◆ EXERCISE PROMPT
Copy every line of the data that includes the string "down".

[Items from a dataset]

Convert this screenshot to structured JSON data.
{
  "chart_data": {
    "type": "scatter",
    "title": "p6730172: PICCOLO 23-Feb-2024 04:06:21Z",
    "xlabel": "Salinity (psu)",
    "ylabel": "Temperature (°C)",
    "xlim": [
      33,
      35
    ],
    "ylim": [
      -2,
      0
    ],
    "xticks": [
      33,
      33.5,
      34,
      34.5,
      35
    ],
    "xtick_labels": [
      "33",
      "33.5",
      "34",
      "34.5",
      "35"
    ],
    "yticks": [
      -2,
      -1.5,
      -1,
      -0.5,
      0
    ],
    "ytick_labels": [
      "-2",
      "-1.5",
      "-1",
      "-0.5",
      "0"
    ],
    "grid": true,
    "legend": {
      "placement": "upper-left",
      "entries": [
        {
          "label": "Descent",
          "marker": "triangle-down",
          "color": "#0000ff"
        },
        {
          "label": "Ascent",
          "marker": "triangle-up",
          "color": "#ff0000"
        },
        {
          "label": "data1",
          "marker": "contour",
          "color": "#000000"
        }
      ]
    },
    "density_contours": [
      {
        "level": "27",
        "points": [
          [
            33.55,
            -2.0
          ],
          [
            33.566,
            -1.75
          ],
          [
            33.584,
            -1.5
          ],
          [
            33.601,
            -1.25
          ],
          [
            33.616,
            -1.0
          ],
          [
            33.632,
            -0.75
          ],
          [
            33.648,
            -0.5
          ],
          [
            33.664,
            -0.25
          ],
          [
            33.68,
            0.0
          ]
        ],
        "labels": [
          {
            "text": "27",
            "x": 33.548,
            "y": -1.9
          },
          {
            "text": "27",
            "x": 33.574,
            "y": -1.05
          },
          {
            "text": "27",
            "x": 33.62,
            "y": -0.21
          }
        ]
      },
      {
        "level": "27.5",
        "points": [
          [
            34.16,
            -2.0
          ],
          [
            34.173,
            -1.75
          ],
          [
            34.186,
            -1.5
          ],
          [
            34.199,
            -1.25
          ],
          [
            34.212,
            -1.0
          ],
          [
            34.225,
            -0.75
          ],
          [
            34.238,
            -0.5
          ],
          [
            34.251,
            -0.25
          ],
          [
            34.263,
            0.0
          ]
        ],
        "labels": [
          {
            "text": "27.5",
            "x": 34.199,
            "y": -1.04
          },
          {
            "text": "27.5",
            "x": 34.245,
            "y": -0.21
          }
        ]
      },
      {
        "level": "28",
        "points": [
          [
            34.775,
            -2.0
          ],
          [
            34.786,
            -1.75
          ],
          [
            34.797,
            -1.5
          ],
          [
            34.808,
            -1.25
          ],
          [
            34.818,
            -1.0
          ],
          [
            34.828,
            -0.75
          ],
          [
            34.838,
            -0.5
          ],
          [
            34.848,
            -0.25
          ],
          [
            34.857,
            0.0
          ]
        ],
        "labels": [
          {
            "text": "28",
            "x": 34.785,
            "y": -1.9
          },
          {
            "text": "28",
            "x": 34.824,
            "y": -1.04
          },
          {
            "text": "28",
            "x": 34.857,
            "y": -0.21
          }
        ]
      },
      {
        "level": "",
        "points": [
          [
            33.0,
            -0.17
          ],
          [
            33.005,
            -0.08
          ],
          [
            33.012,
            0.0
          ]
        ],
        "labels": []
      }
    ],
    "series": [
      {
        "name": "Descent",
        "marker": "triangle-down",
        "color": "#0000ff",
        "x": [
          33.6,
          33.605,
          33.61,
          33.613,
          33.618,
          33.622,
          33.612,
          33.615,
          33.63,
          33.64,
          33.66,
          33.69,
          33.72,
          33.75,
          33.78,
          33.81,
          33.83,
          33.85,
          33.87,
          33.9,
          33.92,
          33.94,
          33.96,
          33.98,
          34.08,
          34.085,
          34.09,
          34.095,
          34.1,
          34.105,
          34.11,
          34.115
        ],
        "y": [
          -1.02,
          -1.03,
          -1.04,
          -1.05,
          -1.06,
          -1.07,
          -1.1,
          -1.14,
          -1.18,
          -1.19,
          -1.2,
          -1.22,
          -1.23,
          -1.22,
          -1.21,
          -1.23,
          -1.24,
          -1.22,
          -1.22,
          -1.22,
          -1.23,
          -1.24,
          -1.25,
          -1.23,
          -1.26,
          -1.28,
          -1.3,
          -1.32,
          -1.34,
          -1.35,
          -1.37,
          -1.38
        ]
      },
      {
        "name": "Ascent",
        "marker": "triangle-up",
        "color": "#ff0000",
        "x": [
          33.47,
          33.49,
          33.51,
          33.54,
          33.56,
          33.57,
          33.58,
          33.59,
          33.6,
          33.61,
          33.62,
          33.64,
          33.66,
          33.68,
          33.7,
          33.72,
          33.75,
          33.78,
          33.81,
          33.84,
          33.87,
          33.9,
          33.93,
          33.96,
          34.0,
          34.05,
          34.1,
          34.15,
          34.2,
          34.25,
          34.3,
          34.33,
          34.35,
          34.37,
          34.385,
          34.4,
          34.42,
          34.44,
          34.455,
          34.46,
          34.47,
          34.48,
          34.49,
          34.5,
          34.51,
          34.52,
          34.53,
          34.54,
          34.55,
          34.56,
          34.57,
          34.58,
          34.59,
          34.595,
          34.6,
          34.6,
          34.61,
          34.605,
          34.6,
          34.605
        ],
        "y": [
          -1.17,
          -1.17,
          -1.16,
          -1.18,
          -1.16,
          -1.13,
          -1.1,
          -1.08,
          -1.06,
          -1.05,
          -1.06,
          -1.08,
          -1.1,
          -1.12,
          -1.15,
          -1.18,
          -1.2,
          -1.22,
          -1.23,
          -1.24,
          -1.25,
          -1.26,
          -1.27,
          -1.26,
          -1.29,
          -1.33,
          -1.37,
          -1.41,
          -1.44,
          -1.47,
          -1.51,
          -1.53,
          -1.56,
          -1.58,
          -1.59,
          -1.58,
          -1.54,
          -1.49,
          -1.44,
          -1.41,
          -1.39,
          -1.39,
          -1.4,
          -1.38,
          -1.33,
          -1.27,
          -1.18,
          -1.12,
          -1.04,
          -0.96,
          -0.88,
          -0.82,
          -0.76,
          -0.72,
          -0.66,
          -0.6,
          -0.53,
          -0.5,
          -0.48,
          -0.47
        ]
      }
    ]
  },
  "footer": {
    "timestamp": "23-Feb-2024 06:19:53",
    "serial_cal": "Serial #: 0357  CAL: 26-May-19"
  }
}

◆ EXERCISE SOLUTION
          "marker": "triangle-down",
        "marker": "triangle-down",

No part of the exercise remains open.